Work item – Whenever a line in the records below contains "Pullman", pick it out.

[[ Records for processing, beginning ]]

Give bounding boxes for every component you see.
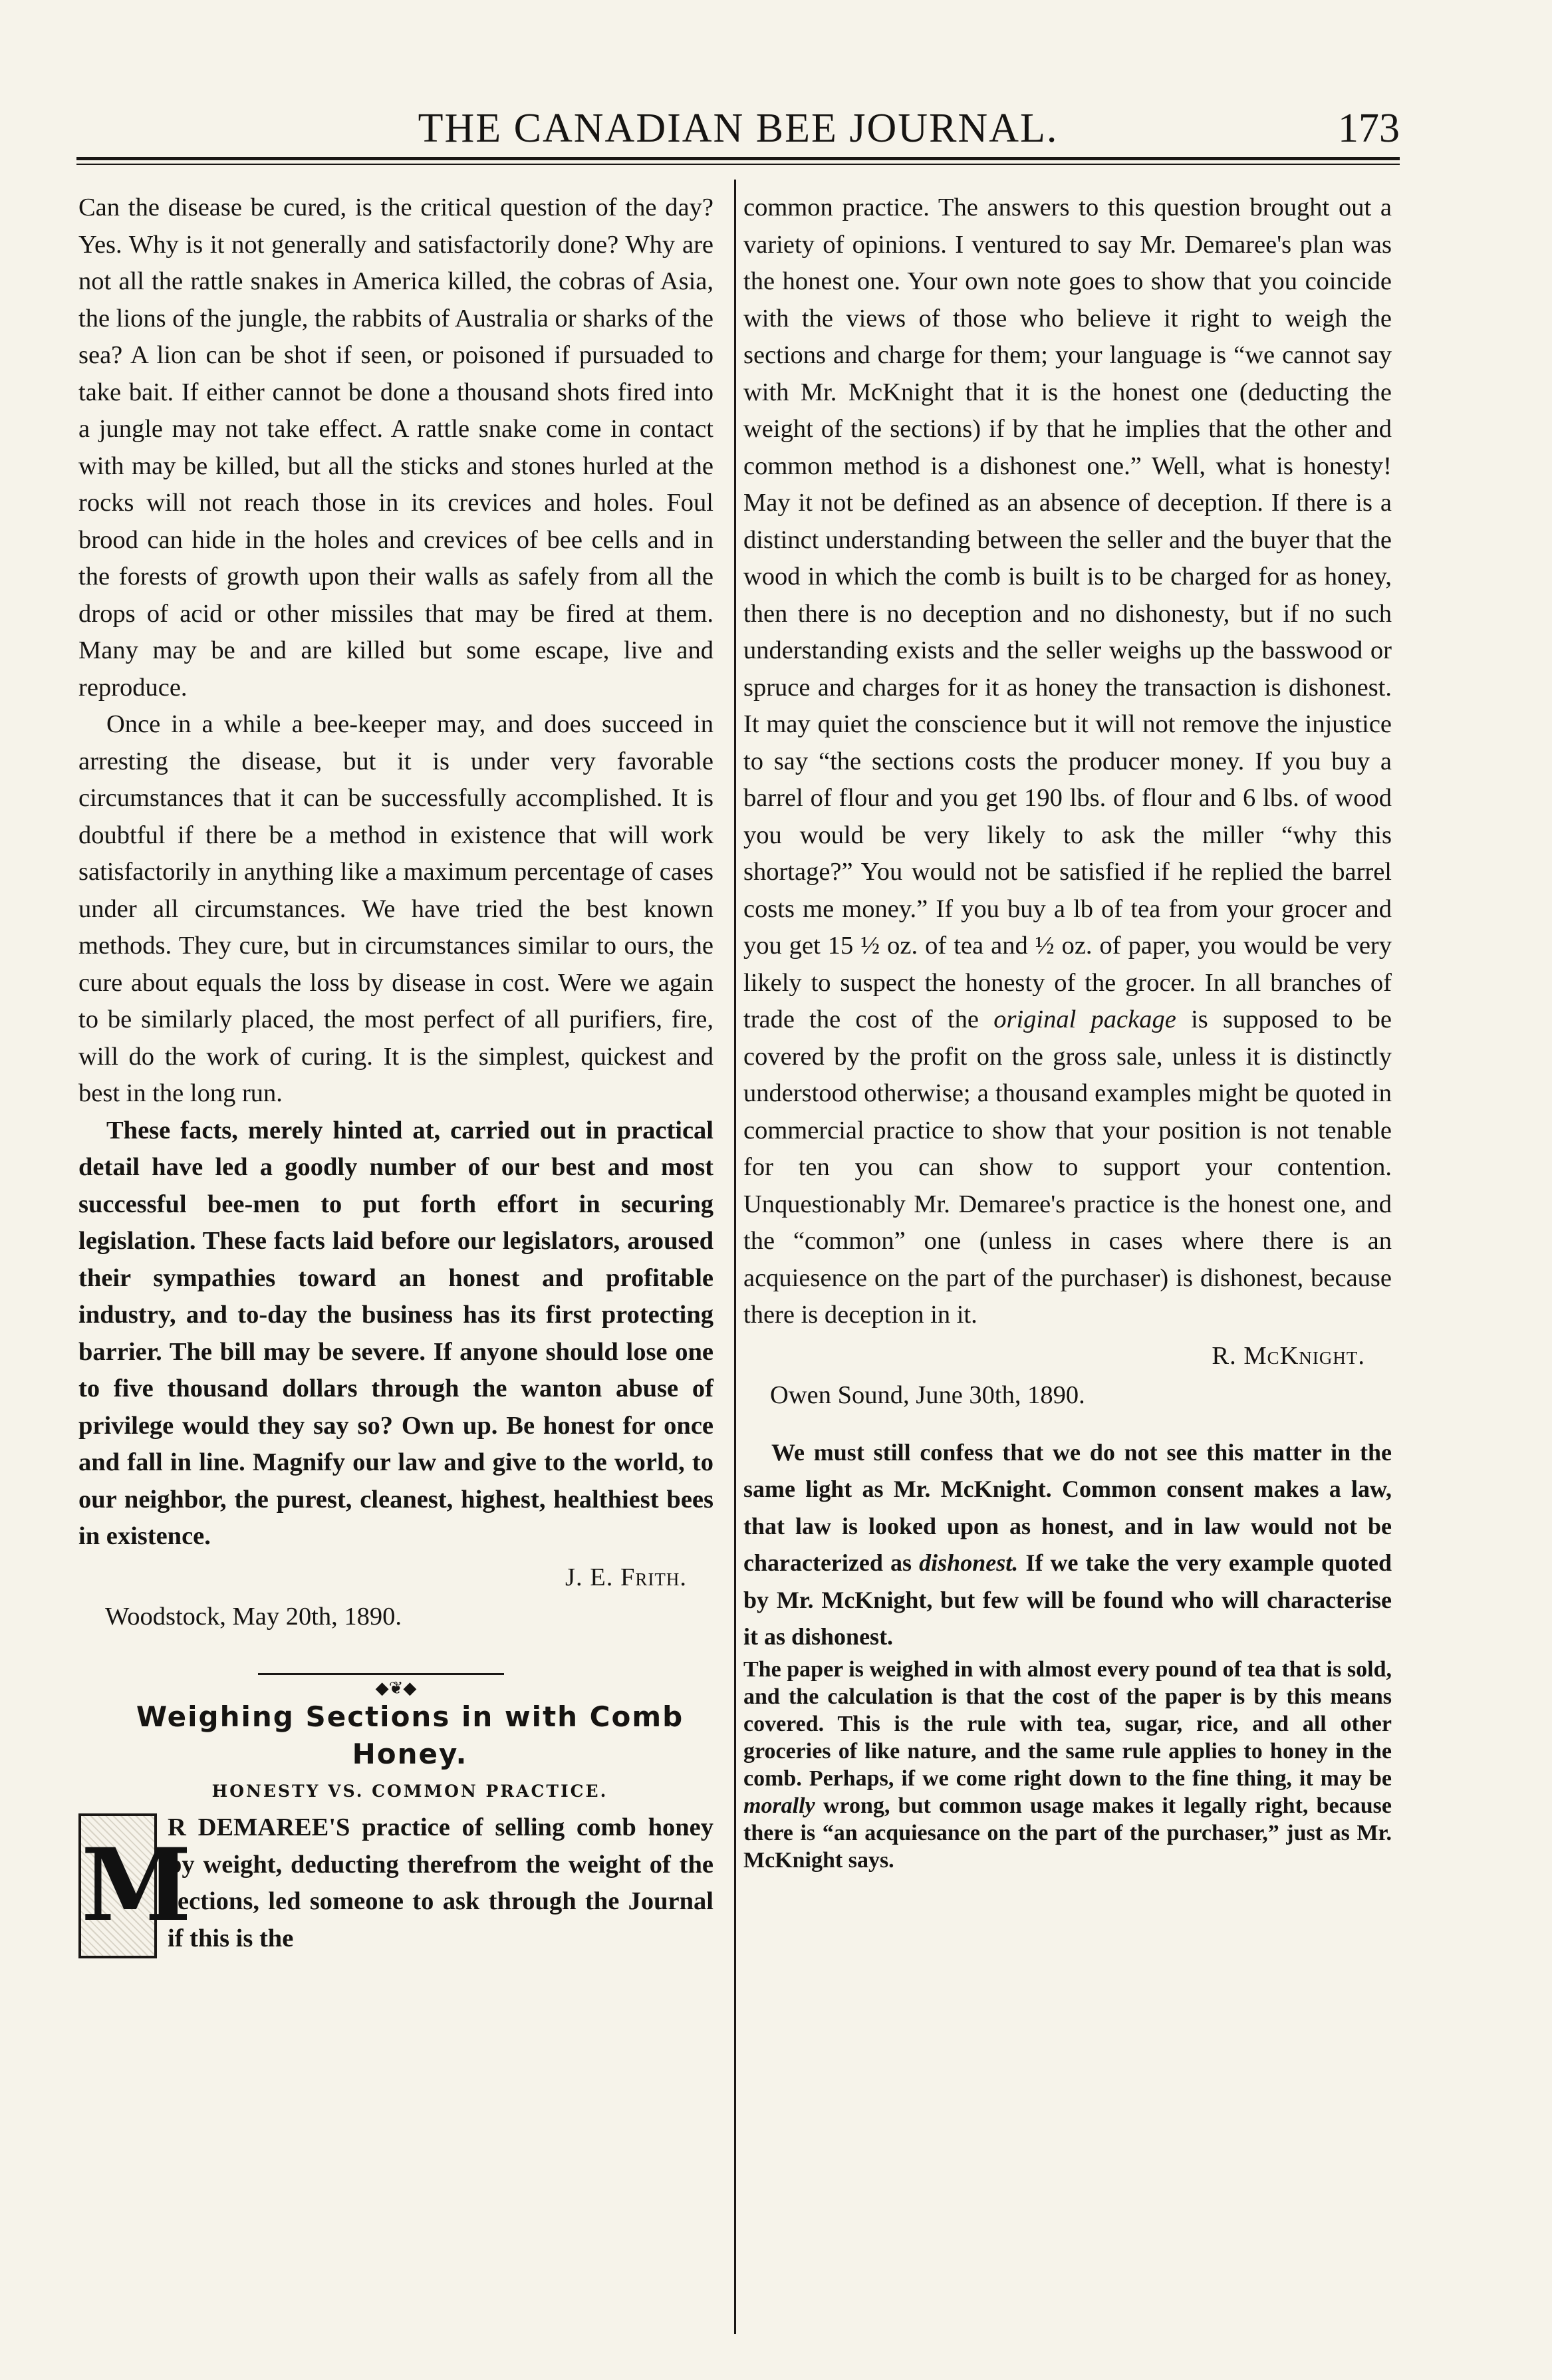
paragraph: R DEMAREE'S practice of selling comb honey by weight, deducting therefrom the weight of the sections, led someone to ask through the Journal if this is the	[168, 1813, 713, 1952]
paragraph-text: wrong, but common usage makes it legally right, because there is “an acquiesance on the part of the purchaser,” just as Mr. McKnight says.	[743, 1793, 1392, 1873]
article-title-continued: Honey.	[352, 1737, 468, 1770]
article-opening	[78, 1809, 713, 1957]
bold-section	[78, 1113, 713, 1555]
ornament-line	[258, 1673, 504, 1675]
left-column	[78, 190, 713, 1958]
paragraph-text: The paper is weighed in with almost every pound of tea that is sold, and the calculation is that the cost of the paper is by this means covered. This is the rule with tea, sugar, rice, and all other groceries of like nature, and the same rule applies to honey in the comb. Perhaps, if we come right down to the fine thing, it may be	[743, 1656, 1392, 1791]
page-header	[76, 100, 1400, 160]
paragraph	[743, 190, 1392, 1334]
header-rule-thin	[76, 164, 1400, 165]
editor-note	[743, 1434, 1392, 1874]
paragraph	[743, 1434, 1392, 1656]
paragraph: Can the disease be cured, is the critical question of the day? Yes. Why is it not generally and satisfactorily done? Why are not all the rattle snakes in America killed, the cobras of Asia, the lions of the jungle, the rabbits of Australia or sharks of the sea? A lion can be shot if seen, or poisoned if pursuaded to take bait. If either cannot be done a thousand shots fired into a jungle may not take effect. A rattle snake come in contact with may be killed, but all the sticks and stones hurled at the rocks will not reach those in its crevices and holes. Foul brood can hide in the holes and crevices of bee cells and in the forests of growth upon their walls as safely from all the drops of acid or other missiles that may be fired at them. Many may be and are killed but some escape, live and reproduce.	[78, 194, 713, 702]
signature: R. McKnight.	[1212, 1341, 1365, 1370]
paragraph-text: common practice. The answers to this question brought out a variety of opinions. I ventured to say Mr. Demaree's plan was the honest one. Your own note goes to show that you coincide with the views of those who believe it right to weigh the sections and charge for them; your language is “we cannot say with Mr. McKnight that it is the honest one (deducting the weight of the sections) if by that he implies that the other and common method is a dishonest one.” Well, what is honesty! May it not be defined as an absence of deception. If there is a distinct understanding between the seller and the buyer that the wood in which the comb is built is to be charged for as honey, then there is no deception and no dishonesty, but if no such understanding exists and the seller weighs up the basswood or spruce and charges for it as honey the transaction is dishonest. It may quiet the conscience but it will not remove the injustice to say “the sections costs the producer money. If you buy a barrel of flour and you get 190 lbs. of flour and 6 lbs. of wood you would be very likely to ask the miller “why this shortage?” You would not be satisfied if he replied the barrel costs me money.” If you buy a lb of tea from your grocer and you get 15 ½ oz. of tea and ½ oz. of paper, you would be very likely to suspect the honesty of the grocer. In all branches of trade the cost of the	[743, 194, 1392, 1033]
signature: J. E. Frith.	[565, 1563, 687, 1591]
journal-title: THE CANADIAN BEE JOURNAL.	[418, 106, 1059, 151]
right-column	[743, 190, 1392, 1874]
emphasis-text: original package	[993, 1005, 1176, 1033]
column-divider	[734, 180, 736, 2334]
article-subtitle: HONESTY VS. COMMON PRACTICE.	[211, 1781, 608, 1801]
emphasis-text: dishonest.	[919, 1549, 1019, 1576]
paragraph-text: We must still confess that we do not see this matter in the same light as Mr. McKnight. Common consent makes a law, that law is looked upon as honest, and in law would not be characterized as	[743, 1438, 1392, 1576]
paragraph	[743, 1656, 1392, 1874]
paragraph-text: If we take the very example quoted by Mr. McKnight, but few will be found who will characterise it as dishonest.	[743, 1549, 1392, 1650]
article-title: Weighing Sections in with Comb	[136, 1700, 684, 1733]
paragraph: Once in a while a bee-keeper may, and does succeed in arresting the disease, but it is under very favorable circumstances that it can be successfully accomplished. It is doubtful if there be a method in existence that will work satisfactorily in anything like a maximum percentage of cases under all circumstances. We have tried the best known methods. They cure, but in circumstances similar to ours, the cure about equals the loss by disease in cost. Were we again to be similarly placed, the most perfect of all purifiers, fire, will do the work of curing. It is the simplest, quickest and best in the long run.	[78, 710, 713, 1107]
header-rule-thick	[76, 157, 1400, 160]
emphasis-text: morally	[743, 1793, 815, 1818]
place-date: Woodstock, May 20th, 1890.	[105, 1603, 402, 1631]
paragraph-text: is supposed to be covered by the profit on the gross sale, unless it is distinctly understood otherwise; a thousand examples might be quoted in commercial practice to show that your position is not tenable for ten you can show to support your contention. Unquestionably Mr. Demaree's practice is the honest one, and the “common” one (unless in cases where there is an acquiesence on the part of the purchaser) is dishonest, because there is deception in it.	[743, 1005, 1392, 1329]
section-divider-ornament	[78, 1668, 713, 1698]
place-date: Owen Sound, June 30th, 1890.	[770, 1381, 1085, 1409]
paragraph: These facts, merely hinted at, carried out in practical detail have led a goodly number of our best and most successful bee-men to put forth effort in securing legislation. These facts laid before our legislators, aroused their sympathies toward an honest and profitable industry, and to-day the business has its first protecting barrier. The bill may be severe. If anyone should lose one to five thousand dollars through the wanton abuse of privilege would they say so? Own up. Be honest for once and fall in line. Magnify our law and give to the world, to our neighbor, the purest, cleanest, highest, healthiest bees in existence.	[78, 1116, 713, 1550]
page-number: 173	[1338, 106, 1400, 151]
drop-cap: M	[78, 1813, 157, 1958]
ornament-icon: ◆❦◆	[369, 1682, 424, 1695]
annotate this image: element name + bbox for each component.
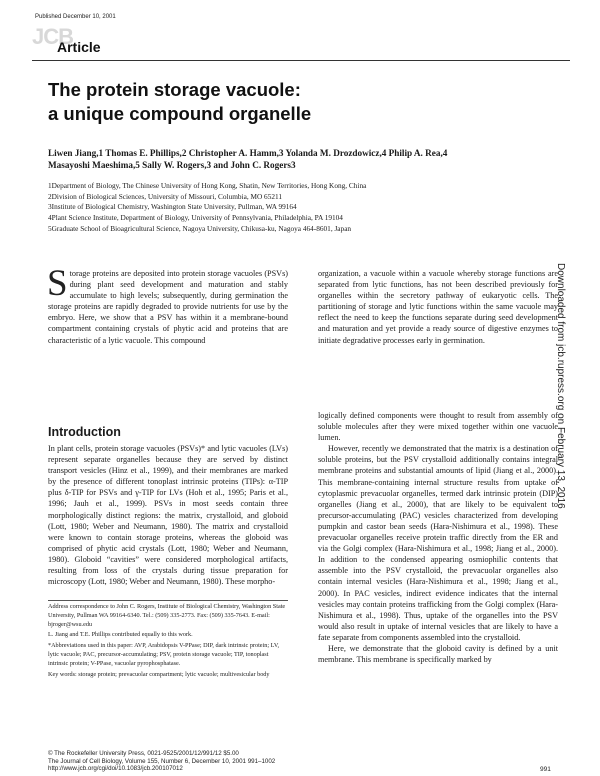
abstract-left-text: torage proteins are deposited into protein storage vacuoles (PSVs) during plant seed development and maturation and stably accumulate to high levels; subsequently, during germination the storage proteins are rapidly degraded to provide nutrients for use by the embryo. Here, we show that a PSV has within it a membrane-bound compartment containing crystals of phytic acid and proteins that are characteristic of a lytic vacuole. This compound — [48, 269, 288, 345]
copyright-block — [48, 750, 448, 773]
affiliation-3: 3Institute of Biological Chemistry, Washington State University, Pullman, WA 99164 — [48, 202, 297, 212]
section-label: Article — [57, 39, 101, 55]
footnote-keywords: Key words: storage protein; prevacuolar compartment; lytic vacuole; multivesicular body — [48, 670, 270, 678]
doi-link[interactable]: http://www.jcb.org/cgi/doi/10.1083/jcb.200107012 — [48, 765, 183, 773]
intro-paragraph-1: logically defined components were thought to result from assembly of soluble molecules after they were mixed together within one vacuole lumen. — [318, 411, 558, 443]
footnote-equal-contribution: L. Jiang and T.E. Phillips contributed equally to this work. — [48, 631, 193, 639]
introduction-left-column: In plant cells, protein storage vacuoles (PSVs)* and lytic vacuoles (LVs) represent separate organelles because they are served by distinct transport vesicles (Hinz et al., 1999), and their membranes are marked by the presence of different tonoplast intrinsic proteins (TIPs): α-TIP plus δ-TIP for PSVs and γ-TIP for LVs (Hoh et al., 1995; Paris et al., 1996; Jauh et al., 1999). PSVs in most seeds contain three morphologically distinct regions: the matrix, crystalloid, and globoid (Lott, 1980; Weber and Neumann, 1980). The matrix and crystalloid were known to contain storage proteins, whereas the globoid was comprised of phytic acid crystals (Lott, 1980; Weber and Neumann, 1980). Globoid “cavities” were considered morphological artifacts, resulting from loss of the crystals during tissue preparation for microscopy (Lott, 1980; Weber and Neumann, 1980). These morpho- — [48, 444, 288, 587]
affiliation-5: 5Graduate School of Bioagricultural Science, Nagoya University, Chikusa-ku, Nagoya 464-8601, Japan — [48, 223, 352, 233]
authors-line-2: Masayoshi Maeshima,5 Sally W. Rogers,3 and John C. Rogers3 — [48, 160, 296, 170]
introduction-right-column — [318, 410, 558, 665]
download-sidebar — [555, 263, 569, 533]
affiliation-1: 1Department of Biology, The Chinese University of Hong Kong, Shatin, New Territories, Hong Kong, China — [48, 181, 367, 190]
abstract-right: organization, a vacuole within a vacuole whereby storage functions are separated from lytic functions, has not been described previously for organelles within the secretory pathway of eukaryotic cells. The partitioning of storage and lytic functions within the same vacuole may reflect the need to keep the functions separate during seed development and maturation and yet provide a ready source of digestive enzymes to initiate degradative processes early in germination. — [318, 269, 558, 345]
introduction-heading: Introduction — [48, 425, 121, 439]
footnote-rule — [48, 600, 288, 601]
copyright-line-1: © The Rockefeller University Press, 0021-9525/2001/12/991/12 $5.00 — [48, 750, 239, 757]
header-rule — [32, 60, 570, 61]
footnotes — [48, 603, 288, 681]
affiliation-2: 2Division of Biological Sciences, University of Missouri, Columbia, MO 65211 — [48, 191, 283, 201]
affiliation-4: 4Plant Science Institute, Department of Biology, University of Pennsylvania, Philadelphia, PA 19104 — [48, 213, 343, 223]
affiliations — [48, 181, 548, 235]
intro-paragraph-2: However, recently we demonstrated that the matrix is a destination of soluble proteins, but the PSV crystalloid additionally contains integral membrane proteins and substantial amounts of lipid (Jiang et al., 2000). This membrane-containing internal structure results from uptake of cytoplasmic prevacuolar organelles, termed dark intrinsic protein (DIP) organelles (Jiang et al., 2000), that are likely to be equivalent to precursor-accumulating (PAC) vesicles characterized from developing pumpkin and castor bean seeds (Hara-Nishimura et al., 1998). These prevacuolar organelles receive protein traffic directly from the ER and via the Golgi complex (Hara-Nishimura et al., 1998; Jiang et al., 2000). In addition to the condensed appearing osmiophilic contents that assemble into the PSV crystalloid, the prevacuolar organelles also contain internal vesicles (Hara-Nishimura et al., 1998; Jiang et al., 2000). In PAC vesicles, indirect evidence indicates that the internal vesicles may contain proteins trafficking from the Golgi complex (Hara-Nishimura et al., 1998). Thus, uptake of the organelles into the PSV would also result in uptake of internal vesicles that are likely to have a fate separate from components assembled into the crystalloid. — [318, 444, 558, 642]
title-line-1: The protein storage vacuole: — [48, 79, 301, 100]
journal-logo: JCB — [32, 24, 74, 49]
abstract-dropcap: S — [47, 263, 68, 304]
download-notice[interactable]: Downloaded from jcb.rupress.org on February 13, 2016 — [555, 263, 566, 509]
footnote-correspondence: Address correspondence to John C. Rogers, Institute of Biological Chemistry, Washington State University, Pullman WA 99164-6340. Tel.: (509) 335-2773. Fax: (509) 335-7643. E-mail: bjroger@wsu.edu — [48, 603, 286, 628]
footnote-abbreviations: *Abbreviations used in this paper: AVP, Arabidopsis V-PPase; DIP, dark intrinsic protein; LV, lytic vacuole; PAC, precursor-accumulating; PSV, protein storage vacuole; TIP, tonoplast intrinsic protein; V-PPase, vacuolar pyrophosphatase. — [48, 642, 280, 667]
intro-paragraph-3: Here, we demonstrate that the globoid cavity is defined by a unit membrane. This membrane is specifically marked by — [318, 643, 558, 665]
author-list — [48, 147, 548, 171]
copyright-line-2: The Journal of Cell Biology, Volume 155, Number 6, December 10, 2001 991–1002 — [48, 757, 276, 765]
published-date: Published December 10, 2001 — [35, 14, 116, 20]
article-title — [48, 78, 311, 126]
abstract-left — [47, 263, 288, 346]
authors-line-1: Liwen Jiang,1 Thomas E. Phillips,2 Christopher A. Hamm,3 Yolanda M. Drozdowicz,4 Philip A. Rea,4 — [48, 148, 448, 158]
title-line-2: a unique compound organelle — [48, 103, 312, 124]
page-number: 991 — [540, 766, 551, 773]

[[ Records for processing, end ]]

Your response –
affiliation-3: 3Institute of Biological Chemistry, Washington State University, Pullman, WA 99164 — [48, 202, 297, 212]
footnote-correspondence: Address correspondence to John C. Rogers, Institute of Biological Chemistry, Washington State University, Pullman WA 99164-6340. Tel.: (509) 335-2773. Fax: (509) 335-7643. E-mail: bjroger@wsu.edu — [48, 603, 286, 628]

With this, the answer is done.